REQUIREMENTS
Carry none of the pictures over; set down the material below exactly.

TASK MATERIAL
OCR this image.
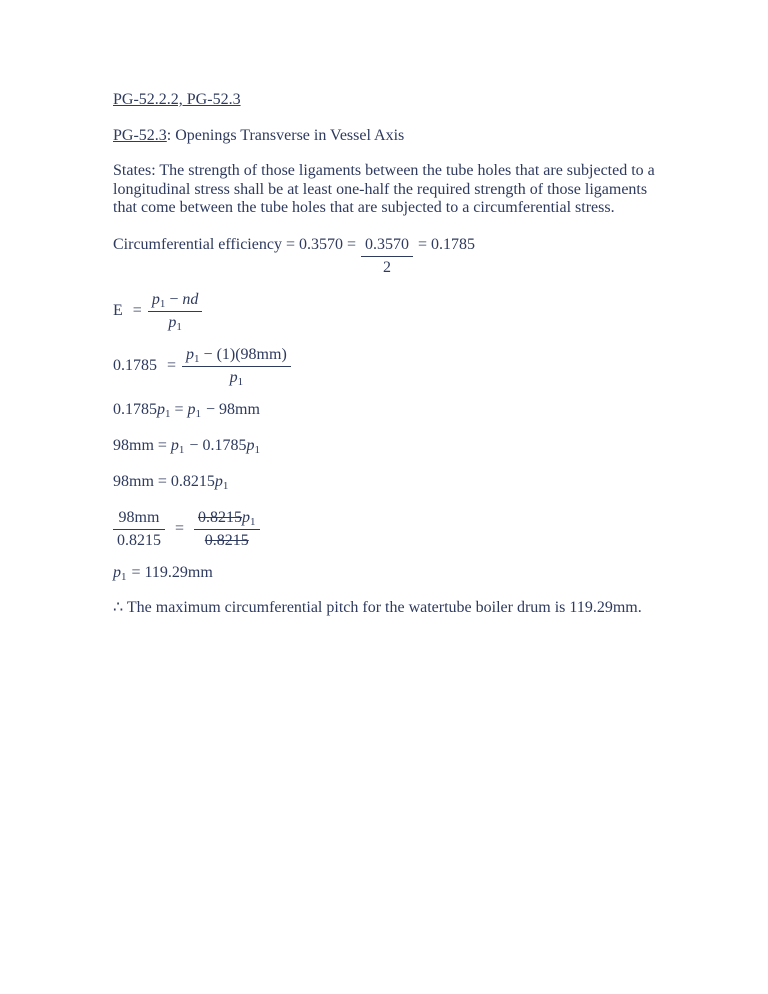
PG-52.2.2, PG-52.3

PG-52.3: Openings Transverse in Vessel Axis

States: The strength of those ligaments between the tube holes that are subjected to a longitudinal stress shall be at least one-half the required strength of those ligaments that come between the tube holes that are subjected to a circumferential stress.

Circumferential efficiency = $0.3570 = \frac{0.3570}{2} = 0.1785$
$E = \frac{p_1 - nd}{p_1}$
$0.1785 = \frac{p_1 - (1)(98mm)}{p_1}$

$0.1785p_1 = p_1 - 98mm$

$98mm = p_1 - 0.1785p_1$

$98mm = 0.8215p_1$

$\frac{98mm}{0.8215} = \frac{0.8215p_1}{0.8215}$

$p_1 = 119.29mm$

∴ The maximum circumferential pitch for the watertube boiler drum is 119.29mm.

RESULT OF THIS TASK
OCR this image.
PG-52.2.2, PG-52.3

PG-52.3: Openings Transverse in Vessel Axis

States: The strength of those ligaments between the tube holes that are subjected to a longitudinal stress shall be at least one-half the required strength of those ligaments that come between the tube holes that are subjected to a circumferential stress.

Circumferential efficiency = $0.3570 = \frac{0.3570}{2} = 0.1785$
$E = \frac{p_1 - nd}{p_1}$
$0.1785 = \frac{p_1 - (1)(98mm)}{p_1}$

$0.1785p_1 = p_1 - 98mm$

$98mm = p_1 - 0.1785p_1$

$98mm = 0.8215p_1$

$\frac{98mm}{0.8215} = \frac{0.8215p_1}{0.8215}$

$p_1 = 119.29mm$

∴ The maximum circumferential pitch for the watertube boiler drum is 119.29mm.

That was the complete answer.